> _PROBLEM REQUIREMENTS_
Find the lines with "What" in them and copy them out.

[Start]

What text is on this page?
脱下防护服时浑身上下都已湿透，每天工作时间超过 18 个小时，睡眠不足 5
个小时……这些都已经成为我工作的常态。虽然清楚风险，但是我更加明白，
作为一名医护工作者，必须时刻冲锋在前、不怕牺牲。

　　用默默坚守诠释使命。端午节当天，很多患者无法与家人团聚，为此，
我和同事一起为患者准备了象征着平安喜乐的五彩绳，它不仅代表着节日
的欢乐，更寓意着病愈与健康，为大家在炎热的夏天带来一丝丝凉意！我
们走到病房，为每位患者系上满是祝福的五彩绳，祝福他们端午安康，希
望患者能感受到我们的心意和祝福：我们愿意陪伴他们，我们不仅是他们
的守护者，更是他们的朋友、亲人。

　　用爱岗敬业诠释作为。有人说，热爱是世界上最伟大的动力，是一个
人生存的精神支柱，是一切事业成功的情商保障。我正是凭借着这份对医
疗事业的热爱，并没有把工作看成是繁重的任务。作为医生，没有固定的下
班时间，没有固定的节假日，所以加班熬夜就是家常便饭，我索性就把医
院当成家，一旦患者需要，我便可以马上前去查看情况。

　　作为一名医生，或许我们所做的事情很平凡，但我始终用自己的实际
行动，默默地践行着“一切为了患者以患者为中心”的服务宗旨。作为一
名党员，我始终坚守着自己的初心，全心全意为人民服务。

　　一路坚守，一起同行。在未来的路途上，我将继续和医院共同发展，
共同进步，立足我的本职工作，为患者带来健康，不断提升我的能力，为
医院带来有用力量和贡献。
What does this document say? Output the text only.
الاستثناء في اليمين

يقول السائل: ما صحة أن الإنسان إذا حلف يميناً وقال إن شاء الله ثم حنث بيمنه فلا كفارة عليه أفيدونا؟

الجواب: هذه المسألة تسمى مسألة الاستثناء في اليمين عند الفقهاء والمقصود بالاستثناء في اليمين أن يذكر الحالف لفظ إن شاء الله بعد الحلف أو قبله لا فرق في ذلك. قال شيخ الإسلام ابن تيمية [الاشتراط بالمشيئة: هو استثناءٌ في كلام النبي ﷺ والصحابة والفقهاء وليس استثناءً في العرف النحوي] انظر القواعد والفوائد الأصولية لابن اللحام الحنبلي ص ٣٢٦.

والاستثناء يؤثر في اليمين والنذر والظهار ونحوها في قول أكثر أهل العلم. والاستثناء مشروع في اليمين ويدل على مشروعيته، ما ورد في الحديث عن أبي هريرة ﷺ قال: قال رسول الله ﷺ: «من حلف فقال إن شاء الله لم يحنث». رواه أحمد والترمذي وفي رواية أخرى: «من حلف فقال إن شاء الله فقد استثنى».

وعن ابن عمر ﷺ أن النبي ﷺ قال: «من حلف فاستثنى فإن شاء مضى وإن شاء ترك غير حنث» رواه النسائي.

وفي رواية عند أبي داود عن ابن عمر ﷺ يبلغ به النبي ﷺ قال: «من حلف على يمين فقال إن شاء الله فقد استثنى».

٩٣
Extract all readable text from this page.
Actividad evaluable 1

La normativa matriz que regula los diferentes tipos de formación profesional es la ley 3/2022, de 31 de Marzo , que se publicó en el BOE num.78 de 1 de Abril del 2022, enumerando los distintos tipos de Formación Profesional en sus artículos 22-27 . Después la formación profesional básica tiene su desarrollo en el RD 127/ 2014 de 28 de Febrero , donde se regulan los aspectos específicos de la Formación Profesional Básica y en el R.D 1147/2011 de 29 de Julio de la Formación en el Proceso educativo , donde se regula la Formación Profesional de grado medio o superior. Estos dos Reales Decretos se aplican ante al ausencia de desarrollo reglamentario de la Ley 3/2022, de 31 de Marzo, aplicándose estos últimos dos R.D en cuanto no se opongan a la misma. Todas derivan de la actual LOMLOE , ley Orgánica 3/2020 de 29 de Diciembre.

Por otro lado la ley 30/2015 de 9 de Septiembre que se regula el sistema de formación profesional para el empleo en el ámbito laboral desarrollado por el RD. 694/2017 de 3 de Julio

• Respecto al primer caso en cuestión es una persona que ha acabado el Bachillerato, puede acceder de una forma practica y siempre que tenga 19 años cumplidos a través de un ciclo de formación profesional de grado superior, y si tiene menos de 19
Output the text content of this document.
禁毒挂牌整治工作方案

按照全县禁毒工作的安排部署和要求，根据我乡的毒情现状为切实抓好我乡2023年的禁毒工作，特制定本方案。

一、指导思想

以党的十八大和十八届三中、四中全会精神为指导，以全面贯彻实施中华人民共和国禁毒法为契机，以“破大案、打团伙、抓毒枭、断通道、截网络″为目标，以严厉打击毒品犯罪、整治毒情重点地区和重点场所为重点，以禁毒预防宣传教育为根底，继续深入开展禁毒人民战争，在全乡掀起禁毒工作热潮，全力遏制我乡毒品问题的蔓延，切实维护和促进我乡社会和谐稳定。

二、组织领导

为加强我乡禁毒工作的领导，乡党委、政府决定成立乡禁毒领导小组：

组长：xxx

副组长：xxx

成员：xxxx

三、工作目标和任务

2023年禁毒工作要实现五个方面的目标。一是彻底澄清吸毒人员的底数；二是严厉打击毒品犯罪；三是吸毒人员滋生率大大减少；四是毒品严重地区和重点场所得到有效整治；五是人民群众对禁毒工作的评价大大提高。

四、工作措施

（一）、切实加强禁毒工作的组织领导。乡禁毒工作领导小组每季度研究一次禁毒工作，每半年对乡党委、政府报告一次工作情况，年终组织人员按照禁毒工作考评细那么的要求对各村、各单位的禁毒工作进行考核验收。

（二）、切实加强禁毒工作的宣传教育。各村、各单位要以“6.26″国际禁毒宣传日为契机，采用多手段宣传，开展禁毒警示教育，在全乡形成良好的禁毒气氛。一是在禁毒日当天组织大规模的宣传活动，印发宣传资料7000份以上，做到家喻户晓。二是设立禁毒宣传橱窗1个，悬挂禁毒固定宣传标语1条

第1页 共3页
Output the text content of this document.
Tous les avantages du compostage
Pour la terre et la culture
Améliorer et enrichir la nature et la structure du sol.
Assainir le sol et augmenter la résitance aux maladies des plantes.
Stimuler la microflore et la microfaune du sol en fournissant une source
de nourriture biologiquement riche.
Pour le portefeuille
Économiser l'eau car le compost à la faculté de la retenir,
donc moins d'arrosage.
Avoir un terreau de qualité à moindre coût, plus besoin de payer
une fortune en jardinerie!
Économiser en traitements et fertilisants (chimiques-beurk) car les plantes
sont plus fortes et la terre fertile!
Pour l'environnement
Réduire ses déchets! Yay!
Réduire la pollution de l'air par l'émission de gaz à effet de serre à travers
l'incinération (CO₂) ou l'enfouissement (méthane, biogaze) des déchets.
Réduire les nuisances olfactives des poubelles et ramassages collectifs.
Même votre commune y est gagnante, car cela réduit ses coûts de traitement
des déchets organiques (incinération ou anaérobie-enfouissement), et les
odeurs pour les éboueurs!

[End]

> _WRITTEN SOLUTION_
What text is on this page?
What does this document say? Output the text only.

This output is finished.